• **Data records**
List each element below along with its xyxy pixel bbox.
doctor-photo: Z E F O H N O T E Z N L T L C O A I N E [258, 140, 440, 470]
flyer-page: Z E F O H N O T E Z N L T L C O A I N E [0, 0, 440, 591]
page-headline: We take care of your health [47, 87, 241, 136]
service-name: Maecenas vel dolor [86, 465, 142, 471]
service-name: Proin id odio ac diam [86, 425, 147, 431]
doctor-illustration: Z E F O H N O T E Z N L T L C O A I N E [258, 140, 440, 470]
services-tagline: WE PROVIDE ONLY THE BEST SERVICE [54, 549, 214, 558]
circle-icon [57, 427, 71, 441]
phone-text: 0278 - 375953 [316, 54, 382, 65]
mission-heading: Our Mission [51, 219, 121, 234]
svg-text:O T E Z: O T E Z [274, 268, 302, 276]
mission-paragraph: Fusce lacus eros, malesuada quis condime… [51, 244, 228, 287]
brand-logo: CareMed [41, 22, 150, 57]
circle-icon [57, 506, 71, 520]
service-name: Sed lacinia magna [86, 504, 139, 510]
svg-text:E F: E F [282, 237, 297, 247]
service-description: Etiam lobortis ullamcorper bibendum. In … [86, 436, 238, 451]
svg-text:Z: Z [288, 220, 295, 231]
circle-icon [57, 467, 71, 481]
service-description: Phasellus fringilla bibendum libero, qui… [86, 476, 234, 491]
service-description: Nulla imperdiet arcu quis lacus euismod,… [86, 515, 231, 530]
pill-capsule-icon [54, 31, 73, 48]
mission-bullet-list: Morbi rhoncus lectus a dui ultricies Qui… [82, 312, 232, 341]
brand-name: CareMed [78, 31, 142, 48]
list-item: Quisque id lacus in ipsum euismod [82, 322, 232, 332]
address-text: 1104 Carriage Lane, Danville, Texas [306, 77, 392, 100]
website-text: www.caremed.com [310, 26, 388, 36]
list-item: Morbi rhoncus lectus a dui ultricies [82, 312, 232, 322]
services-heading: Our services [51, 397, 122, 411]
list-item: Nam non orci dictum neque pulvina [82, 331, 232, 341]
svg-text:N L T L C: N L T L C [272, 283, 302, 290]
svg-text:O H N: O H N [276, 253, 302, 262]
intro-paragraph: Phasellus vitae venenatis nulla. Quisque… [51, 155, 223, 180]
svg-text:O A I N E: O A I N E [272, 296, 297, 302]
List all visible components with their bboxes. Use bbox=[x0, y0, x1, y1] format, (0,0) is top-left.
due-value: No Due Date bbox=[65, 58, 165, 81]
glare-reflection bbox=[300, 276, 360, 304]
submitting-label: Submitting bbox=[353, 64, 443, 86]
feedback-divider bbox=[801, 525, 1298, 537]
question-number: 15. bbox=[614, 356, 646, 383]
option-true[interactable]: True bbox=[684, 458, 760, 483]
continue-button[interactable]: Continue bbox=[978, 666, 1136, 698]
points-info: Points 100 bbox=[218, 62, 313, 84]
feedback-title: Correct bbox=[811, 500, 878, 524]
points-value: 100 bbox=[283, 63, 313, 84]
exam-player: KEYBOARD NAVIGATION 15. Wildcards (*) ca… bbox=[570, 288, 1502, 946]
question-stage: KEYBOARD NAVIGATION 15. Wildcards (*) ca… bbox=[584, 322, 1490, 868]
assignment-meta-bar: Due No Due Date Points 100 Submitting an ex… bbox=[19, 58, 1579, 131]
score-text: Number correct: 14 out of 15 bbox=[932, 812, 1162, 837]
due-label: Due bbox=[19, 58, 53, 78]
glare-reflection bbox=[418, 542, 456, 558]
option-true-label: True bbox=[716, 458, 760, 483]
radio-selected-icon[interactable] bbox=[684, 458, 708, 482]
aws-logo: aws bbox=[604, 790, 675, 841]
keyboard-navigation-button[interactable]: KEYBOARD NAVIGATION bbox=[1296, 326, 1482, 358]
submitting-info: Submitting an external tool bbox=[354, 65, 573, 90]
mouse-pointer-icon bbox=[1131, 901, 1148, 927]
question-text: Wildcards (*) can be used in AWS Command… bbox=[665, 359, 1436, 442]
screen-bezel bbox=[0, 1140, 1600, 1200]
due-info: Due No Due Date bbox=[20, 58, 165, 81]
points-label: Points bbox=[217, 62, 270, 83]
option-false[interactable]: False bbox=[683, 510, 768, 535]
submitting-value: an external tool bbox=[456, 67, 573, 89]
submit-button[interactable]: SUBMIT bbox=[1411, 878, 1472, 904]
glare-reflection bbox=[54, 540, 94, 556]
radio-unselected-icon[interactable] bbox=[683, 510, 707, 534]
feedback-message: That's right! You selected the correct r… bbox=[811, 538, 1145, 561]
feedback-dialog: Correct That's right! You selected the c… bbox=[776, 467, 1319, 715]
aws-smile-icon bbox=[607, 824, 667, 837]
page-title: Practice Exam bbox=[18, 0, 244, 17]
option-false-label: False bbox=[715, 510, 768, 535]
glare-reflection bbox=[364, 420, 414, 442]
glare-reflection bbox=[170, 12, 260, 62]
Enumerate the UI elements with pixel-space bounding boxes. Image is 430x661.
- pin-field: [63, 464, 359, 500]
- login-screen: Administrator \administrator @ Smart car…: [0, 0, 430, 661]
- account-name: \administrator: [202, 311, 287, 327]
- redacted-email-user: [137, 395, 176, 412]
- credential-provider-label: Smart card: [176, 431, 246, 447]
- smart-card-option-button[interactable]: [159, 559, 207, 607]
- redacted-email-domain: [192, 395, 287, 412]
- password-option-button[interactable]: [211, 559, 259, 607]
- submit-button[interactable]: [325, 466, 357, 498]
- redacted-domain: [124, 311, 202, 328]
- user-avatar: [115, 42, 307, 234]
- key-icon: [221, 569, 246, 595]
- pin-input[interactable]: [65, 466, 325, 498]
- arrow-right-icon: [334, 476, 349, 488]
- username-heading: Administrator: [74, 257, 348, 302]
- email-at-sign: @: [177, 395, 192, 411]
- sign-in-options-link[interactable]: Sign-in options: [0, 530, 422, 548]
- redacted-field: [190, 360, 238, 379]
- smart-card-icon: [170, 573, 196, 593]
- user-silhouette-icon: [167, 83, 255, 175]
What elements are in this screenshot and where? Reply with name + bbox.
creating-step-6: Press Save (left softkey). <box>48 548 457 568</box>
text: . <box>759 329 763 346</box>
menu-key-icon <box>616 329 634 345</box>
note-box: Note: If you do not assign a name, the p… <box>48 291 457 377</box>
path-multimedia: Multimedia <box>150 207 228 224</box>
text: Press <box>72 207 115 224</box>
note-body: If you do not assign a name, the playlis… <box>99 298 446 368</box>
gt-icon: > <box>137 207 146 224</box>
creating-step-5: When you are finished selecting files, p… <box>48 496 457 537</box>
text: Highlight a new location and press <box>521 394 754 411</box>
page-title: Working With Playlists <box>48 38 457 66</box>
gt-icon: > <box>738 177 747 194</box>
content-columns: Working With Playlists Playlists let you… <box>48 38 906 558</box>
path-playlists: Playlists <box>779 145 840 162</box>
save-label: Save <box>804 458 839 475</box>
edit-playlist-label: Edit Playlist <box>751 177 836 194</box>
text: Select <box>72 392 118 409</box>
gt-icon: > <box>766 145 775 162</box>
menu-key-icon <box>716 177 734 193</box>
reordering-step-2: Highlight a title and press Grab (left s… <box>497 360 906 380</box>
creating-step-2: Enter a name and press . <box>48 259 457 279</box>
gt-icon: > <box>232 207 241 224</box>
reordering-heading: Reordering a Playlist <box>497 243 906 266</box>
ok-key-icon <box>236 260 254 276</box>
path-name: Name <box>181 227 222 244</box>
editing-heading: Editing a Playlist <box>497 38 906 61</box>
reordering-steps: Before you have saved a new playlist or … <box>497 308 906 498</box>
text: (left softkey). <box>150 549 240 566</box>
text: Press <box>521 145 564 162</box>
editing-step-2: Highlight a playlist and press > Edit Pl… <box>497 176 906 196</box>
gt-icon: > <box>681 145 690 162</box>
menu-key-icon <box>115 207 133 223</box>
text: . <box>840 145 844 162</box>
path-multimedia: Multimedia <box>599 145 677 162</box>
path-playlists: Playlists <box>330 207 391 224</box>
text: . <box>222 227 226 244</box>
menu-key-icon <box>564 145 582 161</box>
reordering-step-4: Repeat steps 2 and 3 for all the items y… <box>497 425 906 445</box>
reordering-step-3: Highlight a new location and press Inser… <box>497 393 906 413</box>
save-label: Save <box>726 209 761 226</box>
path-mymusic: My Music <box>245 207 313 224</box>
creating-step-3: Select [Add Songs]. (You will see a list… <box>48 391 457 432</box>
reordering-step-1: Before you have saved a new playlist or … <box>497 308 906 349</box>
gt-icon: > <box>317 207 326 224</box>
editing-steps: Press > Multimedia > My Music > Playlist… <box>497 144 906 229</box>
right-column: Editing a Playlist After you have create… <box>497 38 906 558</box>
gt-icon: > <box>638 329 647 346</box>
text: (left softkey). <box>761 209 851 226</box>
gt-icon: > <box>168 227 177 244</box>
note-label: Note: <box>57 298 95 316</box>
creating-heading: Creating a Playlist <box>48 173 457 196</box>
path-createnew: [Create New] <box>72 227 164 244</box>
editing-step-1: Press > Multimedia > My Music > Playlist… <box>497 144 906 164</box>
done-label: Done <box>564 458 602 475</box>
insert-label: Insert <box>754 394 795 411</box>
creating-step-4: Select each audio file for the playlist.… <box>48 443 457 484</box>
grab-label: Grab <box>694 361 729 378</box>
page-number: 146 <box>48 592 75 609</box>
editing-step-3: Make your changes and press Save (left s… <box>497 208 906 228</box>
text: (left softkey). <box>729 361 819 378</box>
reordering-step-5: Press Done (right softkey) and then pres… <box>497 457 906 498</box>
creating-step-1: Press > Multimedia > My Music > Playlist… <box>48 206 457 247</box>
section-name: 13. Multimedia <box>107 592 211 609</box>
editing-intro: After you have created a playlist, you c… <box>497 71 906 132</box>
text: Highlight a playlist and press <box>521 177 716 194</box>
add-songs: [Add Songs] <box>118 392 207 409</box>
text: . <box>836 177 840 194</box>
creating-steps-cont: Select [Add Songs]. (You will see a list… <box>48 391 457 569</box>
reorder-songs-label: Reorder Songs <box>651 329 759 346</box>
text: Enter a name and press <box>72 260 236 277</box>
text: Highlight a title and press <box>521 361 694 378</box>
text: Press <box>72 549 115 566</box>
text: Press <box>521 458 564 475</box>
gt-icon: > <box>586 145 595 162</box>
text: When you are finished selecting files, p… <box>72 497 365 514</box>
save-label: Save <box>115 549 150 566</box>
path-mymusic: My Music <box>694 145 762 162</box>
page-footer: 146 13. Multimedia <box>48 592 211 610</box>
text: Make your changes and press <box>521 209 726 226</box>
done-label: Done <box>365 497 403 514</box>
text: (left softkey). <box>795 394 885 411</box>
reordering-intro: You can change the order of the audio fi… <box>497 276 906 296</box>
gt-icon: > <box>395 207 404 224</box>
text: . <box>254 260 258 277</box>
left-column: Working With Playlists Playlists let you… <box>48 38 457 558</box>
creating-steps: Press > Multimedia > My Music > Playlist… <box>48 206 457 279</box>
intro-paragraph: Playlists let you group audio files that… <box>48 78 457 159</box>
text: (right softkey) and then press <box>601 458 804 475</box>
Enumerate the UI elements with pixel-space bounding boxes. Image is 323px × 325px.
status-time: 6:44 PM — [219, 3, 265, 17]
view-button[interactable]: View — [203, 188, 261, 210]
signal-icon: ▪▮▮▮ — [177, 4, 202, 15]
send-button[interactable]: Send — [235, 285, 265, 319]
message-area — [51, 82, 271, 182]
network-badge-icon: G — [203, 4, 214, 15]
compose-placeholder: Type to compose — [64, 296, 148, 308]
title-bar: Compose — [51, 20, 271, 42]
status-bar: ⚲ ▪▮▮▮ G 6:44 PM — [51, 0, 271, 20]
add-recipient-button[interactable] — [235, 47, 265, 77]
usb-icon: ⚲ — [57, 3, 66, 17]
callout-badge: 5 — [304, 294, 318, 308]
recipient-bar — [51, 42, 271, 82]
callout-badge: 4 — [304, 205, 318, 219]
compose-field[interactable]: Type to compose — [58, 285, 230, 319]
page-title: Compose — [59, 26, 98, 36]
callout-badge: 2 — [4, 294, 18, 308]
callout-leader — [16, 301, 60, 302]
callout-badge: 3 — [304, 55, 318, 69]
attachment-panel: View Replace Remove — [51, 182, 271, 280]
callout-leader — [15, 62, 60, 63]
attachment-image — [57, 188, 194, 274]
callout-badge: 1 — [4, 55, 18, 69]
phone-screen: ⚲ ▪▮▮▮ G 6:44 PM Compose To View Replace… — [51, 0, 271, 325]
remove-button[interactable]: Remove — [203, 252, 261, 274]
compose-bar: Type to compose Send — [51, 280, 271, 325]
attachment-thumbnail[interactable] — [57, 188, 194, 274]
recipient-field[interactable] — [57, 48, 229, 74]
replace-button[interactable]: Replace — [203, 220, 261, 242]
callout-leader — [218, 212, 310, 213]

• **Exercise prompt**
Copy the data from the first line through the line containing "service-name: Proin id", renaming "service-name" to "service-label" wherever it occurs and leaving everything else unchanged.

• **Reply**
List each element below along with its xyxy pixel bbox.
doctor-photo: Z E F O H N O T E Z N L T L C O A I N E [258, 140, 440, 470]
flyer-page: Z E F O H N O T E Z N L T L C O A I N E [0, 0, 440, 591]
page-headline: We take care of your health [47, 87, 241, 136]
service-label: Maecenas vel dolor [86, 465, 142, 471]
service-label: Proin id odio ac diam [86, 425, 147, 431]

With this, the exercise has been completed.